+++ RAW DATA
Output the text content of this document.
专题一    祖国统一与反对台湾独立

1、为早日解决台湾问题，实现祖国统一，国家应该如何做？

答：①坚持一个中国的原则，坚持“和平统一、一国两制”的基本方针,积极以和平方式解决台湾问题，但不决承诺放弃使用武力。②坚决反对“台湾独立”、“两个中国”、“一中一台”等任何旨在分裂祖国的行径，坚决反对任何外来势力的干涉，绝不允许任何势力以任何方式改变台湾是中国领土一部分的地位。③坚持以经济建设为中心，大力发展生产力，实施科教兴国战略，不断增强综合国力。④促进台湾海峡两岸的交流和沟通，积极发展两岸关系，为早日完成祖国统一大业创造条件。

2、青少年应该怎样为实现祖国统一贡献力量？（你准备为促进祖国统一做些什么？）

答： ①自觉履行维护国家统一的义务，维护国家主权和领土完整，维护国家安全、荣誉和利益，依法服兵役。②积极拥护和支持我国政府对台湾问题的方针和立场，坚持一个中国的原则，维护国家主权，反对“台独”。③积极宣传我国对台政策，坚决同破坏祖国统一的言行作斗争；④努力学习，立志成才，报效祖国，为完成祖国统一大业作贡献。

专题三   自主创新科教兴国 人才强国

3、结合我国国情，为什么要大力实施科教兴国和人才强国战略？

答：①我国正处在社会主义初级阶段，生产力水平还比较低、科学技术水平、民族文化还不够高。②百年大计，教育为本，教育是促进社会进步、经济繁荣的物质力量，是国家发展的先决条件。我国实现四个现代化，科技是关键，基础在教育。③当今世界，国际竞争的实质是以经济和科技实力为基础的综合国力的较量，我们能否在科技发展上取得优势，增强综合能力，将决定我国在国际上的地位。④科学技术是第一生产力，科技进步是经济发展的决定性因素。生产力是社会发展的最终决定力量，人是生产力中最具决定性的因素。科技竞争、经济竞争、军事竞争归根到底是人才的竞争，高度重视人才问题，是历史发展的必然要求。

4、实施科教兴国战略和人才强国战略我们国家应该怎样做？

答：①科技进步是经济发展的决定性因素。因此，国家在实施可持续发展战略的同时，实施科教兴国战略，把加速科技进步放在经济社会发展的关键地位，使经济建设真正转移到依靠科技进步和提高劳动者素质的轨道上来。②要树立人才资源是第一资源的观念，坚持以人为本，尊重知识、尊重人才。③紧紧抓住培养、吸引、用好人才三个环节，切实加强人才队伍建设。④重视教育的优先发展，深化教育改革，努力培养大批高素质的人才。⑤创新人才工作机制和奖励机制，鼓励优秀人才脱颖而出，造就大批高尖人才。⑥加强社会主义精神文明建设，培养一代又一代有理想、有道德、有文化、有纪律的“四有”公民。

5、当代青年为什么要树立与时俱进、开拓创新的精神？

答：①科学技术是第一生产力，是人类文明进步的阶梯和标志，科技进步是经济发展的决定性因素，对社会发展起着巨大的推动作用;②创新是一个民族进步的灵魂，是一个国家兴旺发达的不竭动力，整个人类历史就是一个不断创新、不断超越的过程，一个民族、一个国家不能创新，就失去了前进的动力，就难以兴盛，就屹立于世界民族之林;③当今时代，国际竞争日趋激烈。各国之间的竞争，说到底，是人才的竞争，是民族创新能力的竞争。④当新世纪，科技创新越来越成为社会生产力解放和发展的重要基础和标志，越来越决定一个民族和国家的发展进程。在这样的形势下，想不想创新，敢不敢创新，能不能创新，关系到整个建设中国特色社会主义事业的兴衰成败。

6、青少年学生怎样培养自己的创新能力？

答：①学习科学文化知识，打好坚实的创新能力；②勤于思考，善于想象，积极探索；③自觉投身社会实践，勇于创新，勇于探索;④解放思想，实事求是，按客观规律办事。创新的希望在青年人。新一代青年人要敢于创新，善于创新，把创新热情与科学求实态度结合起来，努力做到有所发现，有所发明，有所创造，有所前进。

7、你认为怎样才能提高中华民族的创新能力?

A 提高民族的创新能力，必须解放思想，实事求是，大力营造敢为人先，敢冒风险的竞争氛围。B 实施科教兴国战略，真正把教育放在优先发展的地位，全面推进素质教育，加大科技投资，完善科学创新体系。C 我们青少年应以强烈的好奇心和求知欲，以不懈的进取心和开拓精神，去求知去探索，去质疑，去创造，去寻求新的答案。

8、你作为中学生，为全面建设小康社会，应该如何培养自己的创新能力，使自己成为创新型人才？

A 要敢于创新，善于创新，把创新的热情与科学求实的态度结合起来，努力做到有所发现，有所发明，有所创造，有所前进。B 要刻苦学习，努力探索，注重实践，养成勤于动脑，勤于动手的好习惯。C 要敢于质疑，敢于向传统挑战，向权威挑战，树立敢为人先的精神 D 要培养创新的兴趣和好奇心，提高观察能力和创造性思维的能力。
++++++
## GIVEN EXERCISE
Only lines with the word "有所发明" should be collected from the material.

## TASK OUTPUT
答：①学习科学文化知识，打好坚实的创新能力；②勤于思考，善于想象，积极探索；③自觉投身社会实践，勇于创新，勇于探索;④解放思想，实事求是，按客观规律办事。创新的希望在青年人。新一代青年人要敢于创新，善于创新，把创新热情与科学求实态度结合起来，努力做到有所发现，有所发明，有所创造，有所前进。
A 要敢于创新，善于创新，把创新的热情与科学求实的态度结合起来，努力做到有所发现，有所发明，有所创造，有所前进。B 要刻苦学习，努力探索，注重实践，养成勤于动脑，勤于动手的好习惯。C 要敢于质疑，敢于向传统挑战，向权威挑战，树立敢为人先的精神 D 要培养创新的兴趣和好奇心，提高观察能力和创造性思维的能力。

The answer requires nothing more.